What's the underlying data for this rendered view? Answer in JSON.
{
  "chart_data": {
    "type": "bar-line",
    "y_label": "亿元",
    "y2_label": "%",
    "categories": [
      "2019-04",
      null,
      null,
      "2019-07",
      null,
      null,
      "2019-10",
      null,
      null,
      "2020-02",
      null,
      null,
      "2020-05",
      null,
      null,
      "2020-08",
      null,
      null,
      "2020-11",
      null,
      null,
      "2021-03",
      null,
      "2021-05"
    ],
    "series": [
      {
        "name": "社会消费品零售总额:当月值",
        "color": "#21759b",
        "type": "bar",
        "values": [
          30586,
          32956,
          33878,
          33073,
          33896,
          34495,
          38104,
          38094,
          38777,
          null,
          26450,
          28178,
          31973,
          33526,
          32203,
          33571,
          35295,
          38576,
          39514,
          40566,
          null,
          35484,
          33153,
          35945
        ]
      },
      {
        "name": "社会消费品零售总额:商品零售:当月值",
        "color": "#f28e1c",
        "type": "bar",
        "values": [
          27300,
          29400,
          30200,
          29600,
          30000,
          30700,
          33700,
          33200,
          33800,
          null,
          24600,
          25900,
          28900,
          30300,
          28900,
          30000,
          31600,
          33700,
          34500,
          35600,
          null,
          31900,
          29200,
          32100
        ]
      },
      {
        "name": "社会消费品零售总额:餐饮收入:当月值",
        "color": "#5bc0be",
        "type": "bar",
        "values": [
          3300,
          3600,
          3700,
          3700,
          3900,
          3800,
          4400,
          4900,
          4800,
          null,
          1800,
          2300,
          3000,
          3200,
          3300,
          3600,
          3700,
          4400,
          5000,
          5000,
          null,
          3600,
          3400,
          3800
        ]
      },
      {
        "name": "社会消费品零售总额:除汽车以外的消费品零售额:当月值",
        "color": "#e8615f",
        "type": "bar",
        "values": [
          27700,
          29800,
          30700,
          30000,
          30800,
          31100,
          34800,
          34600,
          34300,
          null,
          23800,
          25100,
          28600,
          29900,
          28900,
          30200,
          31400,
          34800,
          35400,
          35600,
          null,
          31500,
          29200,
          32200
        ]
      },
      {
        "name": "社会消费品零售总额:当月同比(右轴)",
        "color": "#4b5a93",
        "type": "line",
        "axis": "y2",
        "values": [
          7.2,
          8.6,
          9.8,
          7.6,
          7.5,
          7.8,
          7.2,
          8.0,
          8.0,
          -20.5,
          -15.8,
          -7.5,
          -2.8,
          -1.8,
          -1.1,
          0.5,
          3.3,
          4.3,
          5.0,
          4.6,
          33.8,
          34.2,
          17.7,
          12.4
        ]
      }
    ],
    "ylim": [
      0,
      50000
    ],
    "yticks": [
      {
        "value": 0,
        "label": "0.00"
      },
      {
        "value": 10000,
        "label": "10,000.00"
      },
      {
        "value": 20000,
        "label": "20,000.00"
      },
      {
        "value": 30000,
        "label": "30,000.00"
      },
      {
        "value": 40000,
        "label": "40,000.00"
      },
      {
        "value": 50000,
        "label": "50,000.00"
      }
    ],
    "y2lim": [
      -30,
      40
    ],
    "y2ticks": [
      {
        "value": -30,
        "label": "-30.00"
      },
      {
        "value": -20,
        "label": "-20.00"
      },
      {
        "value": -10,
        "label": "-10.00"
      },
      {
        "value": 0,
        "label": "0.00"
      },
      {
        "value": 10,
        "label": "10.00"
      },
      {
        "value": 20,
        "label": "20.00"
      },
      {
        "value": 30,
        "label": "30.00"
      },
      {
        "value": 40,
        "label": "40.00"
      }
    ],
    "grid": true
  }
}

PROBLEM -> Read the entries and show each line that mentions "name".

COMPLETED TASK ->
        "name": "社会消费品零售总额:当月值",
        "name": "社会消费品零售总额:商品零售:当月值",
        "name": "社会消费品零售总额:餐饮收入:当月值",
        "name": "社会消费品零售总额:除汽车以外的消费品零售额:当月值",
        "name": "社会消费品零售总额:当月同比(右轴)",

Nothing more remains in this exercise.